• **Written exercise**
Write out the lines below word for word, from the very first one through the line containing "Identify all the", both included, and omit the pictures.

• **Provided entries**
-=-=-=-=-
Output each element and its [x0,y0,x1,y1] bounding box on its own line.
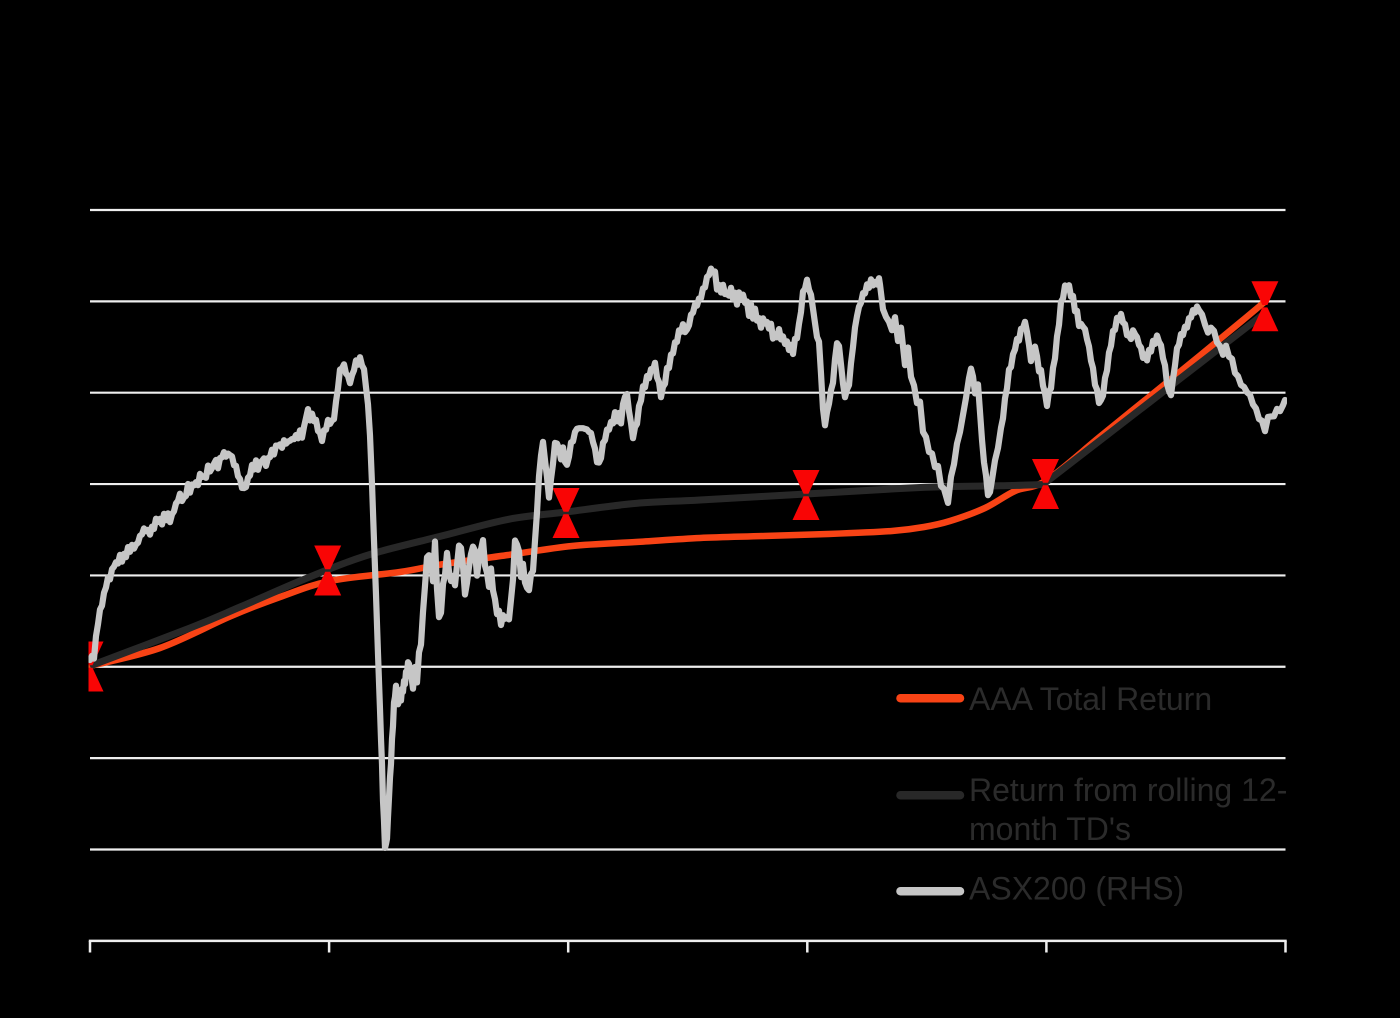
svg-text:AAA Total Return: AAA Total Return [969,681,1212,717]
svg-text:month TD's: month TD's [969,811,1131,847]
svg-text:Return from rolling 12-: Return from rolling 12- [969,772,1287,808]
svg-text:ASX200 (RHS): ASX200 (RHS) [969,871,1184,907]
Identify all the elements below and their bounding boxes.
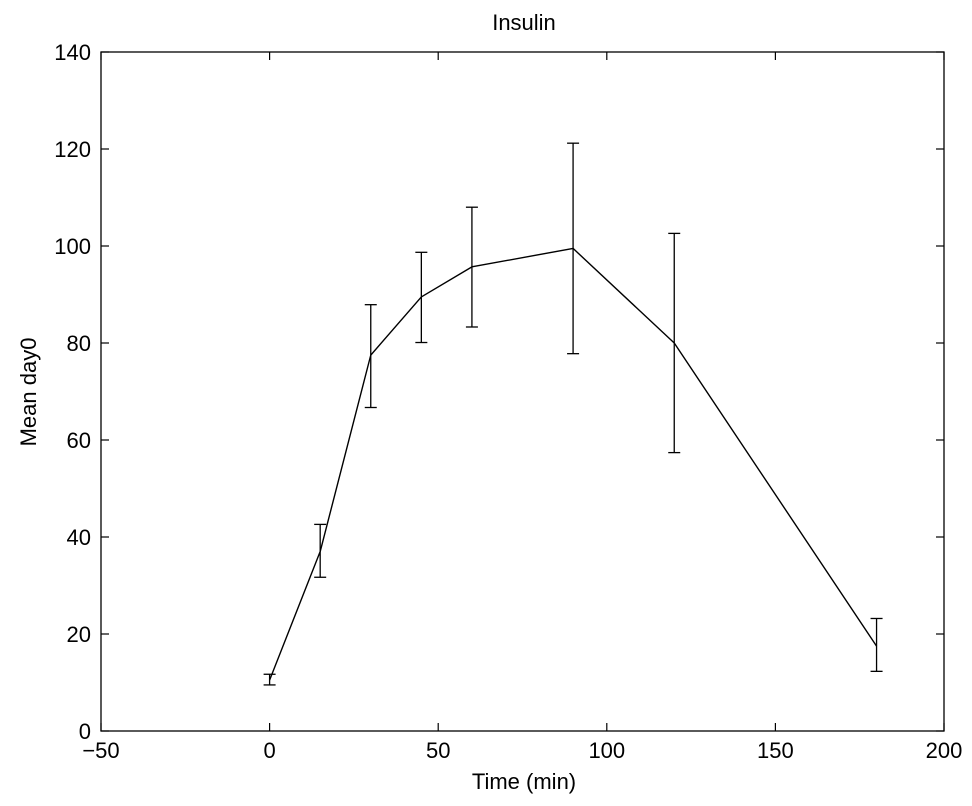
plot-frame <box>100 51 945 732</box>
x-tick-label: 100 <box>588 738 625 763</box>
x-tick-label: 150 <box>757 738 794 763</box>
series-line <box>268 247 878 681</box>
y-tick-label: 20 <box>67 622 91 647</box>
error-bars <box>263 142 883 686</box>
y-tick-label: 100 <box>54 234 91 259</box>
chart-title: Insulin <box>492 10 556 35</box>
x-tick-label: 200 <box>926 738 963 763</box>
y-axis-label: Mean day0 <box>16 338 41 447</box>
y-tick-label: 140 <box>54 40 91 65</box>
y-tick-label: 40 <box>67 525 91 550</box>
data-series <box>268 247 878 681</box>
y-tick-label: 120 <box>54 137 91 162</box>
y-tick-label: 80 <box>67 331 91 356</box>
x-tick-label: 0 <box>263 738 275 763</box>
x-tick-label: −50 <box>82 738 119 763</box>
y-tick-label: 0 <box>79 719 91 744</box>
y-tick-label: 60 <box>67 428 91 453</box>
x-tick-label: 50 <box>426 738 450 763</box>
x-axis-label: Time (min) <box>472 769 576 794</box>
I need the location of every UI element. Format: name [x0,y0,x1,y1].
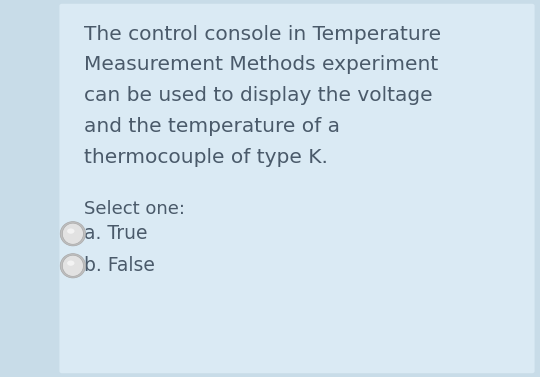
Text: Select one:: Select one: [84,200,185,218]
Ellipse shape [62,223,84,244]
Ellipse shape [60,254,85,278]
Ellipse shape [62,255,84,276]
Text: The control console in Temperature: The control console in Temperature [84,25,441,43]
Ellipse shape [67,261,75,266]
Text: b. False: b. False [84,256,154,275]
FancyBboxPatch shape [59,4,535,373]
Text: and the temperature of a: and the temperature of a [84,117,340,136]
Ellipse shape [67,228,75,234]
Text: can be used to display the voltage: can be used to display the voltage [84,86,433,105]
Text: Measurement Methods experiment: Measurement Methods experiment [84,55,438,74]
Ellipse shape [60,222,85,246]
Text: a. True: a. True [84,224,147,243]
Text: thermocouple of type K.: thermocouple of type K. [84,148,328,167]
-=-=-=-=-
• **Completed exercise**
Output each element and its [x0,y0,x1,y1] bounding box on its own line.
svg-text:AAA Total Return: AAA Total Return [969,681,1212,717]
svg-text:month TD's: month TD's [969,811,1131,847]
svg-text:Return from rolling 12-: Return from rolling 12- [969,772,1287,808]
svg-text:ASX200 (RHS): ASX200 (RHS) [969,871,1184,907]
Identify all the elements below and their bounding boxes.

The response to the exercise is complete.